- [ENTRIES PROVIDED]:
--*--

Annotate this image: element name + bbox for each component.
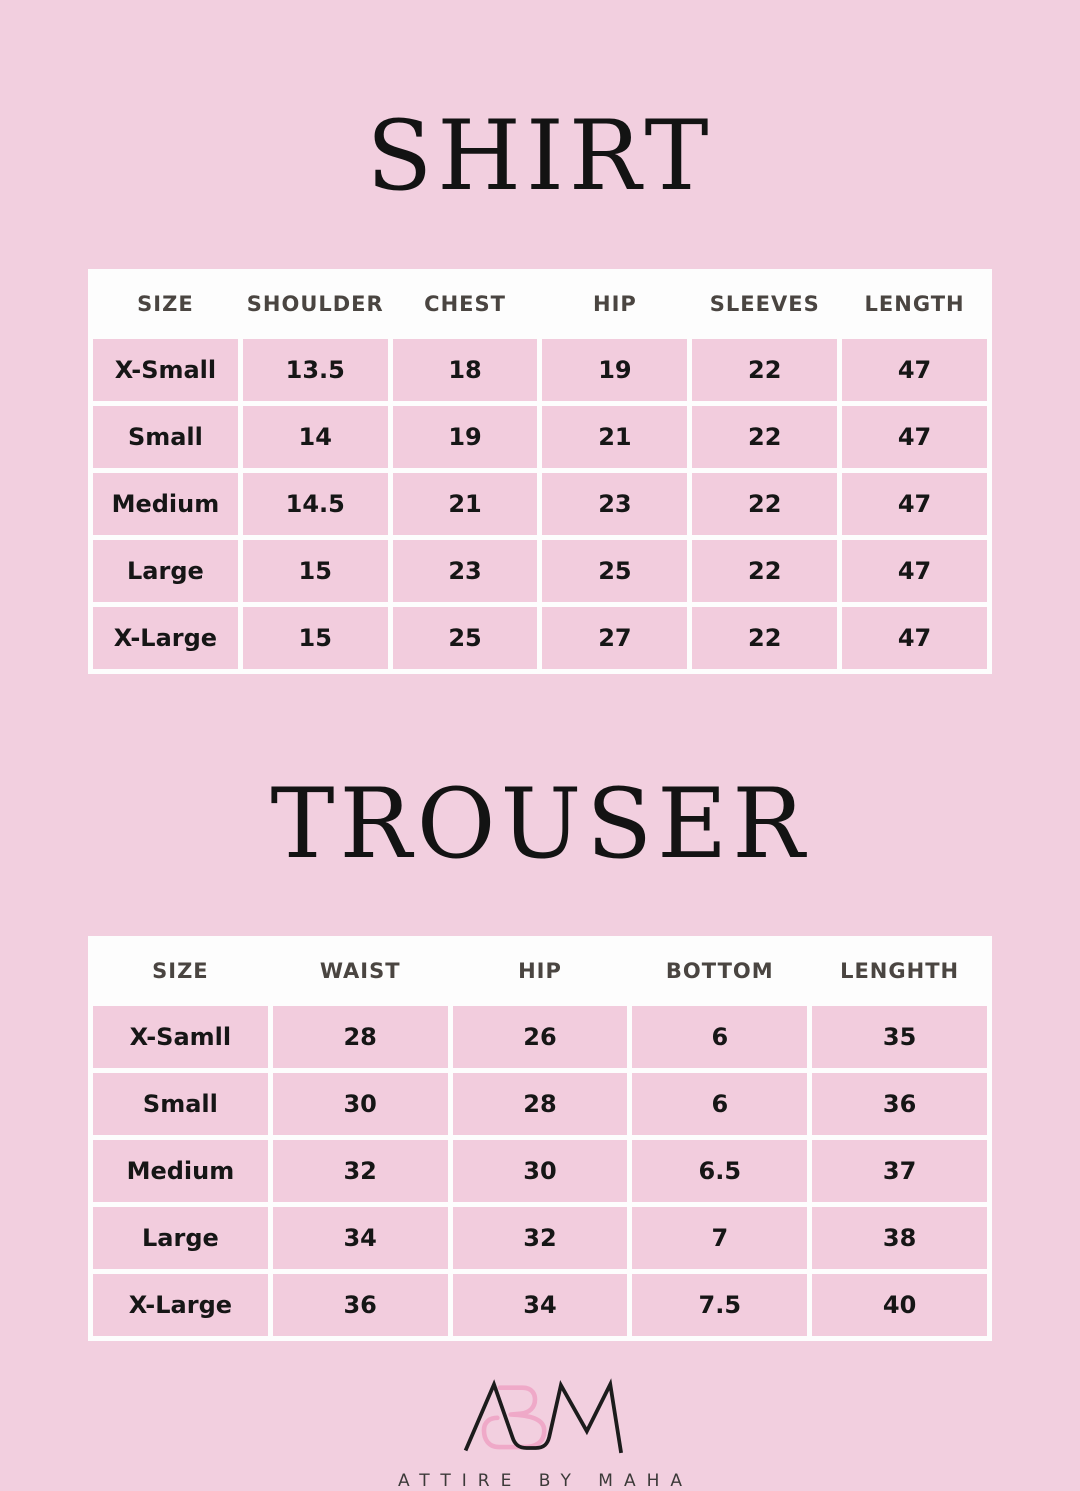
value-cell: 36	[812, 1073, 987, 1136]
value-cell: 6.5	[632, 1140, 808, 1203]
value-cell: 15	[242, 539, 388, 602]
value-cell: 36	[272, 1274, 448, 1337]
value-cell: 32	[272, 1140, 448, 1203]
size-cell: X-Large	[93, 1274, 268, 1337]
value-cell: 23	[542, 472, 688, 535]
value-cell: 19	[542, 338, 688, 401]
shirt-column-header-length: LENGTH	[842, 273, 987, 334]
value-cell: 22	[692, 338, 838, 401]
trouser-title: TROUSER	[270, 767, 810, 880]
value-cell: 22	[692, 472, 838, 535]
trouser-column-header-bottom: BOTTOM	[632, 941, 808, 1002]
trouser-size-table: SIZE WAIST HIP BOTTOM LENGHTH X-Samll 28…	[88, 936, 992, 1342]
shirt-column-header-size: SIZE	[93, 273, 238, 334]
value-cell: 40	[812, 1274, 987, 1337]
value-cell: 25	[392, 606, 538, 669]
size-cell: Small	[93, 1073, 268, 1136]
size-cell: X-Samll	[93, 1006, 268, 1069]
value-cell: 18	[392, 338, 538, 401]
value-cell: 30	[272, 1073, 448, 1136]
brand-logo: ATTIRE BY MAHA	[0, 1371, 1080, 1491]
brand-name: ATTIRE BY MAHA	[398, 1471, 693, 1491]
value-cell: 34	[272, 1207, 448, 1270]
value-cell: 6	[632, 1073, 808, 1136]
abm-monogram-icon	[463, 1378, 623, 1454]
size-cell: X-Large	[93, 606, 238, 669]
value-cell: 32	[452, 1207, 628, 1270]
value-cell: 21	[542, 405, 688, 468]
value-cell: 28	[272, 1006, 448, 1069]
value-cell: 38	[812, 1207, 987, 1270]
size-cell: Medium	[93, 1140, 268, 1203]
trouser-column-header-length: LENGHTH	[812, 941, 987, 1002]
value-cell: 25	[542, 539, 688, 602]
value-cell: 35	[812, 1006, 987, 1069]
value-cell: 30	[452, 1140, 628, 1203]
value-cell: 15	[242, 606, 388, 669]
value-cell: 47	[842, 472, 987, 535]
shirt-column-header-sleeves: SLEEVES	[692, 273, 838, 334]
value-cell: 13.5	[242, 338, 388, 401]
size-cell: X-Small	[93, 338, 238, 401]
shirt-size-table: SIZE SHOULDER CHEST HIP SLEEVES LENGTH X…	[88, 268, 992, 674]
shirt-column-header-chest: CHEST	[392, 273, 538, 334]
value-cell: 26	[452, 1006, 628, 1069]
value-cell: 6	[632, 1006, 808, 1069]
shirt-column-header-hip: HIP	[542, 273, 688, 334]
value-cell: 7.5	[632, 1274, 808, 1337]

--*--

- [TASK REQUIREMENTS]:
Count the lines above that contain the string "Samll", with case taken into account, and give only the number.

- [REPLY]:
2